__Exercise goal__.
Among the lines of the listing below, retype exactly those from the one containing "What's the underlying" through the one containing "Output the underlying", both included. Do not include pictures.

Figure record listings

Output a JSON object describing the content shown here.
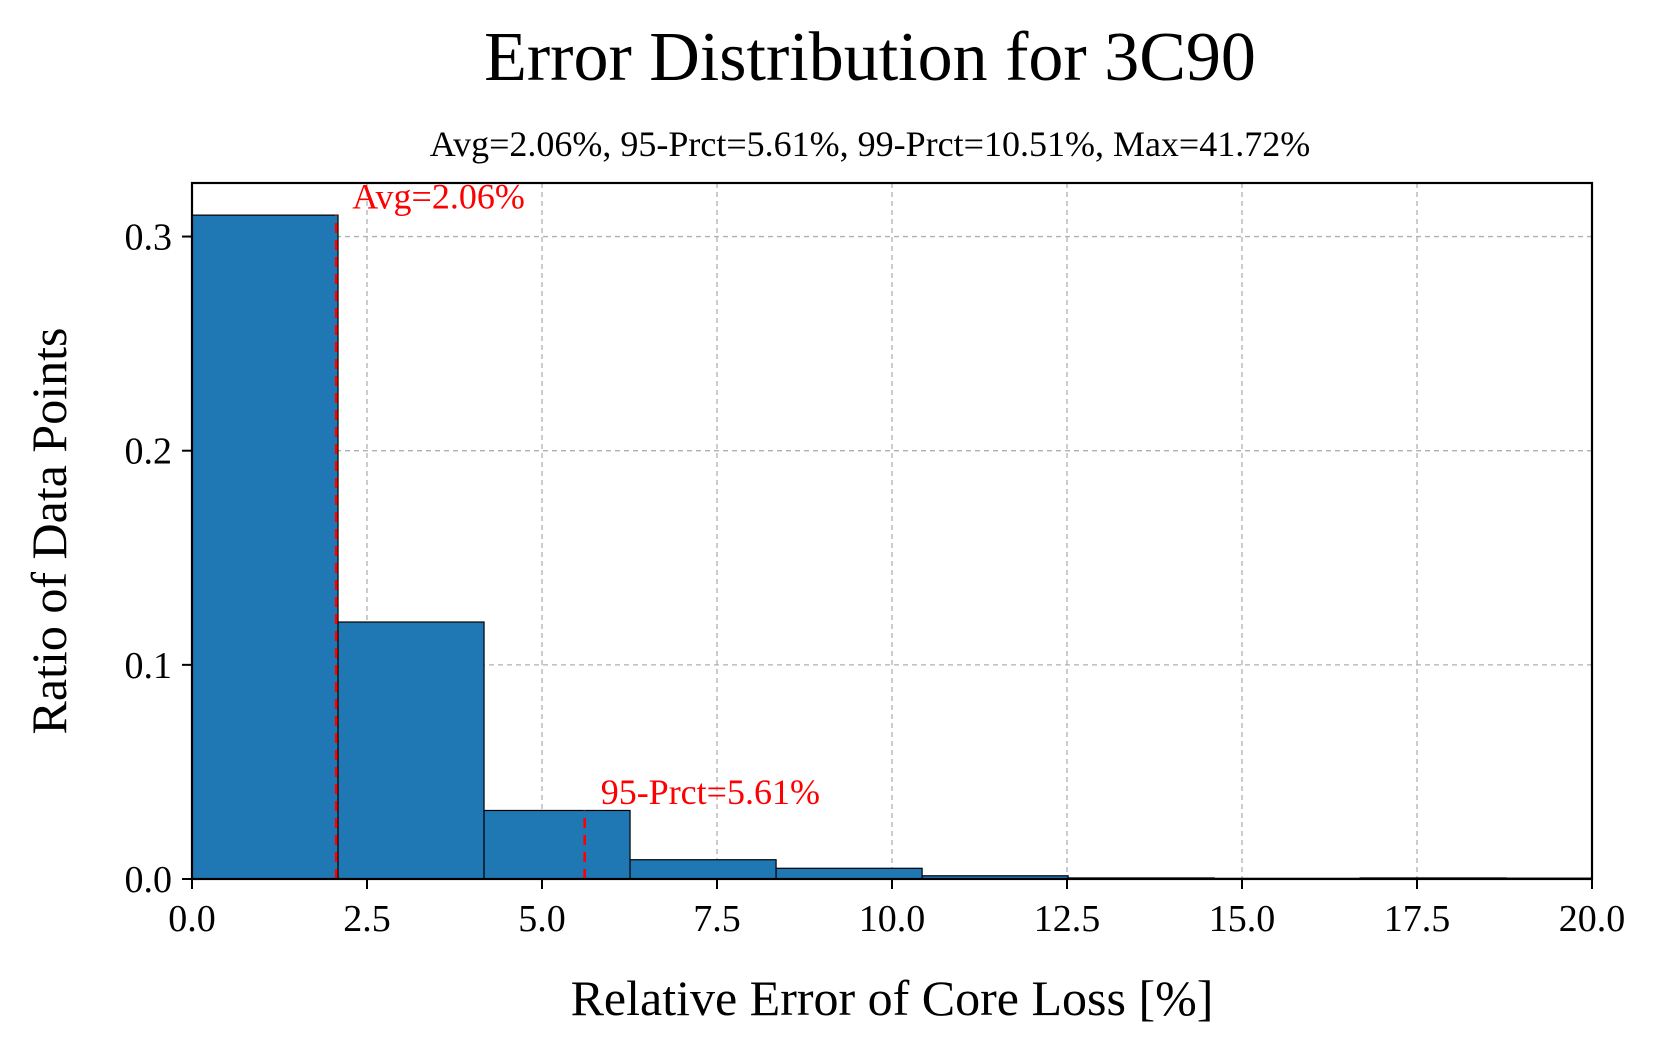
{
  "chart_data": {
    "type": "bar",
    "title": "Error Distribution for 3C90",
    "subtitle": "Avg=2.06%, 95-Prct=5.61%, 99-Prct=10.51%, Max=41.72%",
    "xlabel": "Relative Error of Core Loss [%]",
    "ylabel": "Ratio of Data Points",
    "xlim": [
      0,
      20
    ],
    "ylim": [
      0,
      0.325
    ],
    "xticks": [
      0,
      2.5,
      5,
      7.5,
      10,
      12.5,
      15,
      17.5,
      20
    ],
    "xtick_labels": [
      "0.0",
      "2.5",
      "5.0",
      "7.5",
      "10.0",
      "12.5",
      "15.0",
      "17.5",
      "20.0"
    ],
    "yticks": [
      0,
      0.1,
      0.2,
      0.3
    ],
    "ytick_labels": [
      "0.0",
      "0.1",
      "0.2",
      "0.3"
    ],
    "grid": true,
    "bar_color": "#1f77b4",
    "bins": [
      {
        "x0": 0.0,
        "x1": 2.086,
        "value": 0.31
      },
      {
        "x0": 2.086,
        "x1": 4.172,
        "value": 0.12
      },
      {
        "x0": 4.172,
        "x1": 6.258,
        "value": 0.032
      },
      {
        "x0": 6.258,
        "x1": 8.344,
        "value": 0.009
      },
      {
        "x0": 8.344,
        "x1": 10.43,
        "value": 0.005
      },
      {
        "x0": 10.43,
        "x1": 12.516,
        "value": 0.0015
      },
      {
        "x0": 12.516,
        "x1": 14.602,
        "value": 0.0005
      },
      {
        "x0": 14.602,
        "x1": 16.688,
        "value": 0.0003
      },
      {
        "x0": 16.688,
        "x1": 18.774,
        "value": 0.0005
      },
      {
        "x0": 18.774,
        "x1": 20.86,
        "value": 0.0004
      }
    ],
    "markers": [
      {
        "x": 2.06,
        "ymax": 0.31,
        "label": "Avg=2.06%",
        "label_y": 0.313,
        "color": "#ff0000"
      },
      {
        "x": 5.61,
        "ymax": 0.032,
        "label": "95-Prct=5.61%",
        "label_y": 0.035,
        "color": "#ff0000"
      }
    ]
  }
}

* * *

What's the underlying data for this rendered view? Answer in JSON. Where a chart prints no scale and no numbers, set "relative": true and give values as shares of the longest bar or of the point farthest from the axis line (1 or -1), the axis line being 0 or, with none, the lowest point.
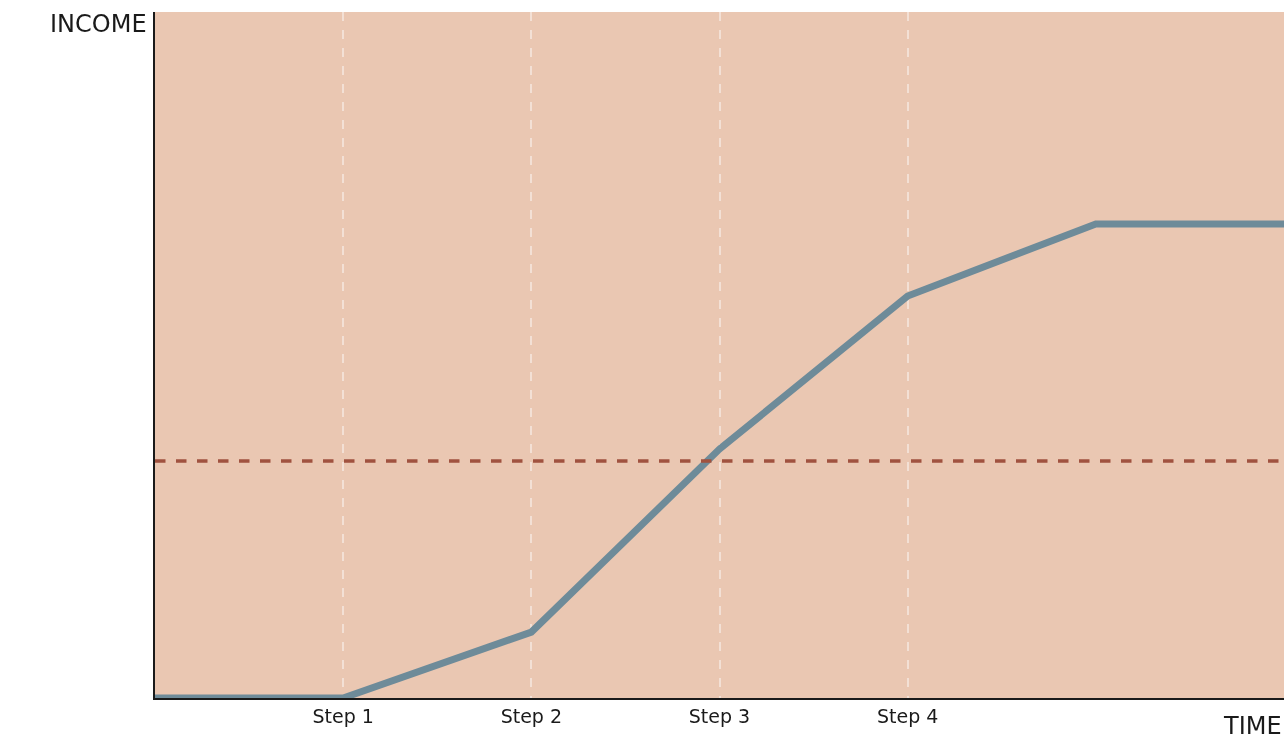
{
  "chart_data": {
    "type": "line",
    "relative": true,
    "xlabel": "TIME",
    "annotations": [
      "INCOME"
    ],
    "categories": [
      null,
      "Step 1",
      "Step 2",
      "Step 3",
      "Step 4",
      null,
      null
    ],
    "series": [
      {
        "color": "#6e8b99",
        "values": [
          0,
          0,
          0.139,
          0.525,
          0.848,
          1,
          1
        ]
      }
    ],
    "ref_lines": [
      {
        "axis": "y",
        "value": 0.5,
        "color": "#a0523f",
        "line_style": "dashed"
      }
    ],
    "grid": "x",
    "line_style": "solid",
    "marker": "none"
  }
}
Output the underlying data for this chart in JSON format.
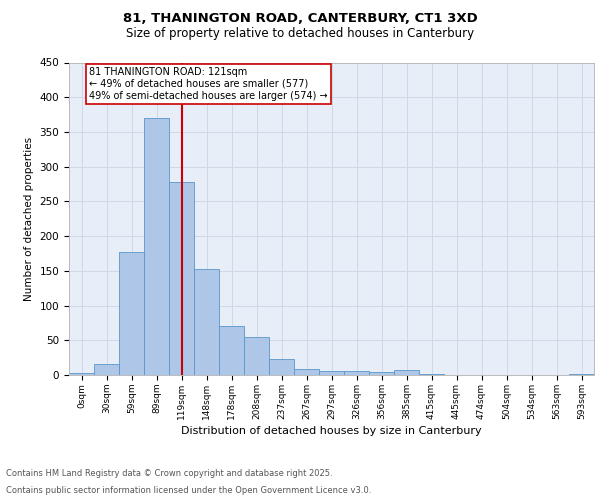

==

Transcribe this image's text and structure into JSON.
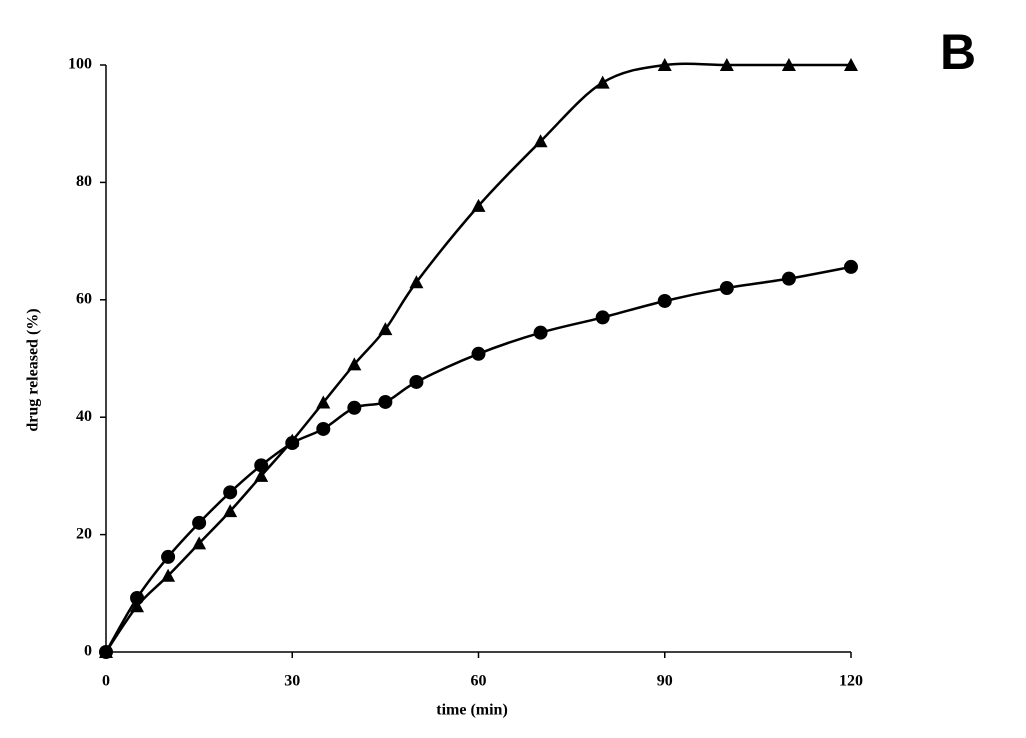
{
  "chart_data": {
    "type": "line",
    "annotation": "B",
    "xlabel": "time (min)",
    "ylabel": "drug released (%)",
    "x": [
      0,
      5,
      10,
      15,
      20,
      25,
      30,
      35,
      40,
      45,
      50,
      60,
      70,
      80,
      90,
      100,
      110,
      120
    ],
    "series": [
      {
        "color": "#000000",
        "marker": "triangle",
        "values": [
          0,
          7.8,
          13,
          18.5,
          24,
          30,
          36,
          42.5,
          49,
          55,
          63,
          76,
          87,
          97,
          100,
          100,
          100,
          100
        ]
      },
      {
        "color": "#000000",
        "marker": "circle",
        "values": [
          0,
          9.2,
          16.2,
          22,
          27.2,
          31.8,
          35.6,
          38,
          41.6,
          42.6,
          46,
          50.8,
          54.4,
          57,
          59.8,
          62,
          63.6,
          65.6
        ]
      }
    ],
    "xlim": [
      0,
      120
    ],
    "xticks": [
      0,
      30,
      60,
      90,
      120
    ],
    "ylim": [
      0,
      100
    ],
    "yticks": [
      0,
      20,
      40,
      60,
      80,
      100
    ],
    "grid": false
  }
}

__In response__.
What's the underlying data for this rendered view? Answer in JSON. Where a chart prints no scale and no numbers, set "relative": true and give values as shares of the longest bar or of the point farthest from the axis line (1 or -1), the axis line being 0 or, with none, the lowest point.
{
  "chart_data": {
    "type": "line",
    "relative": true,
    "xlabel": "TIME",
    "annotations": [
      "INCOME"
    ],
    "categories": [
      null,
      "Step 1",
      "Step 2",
      "Step 3",
      "Step 4",
      null,
      null
    ],
    "series": [
      {
        "color": "#6e8b99",
        "values": [
          0,
          0,
          0.139,
          0.525,
          0.848,
          1,
          1
        ]
      }
    ],
    "ref_lines": [
      {
        "axis": "y",
        "value": 0.5,
        "color": "#a0523f",
        "line_style": "dashed"
      }
    ],
    "grid": "x",
    "line_style": "solid",
    "marker": "none"
  }
}
Output the underlying data for this chart in JSON format.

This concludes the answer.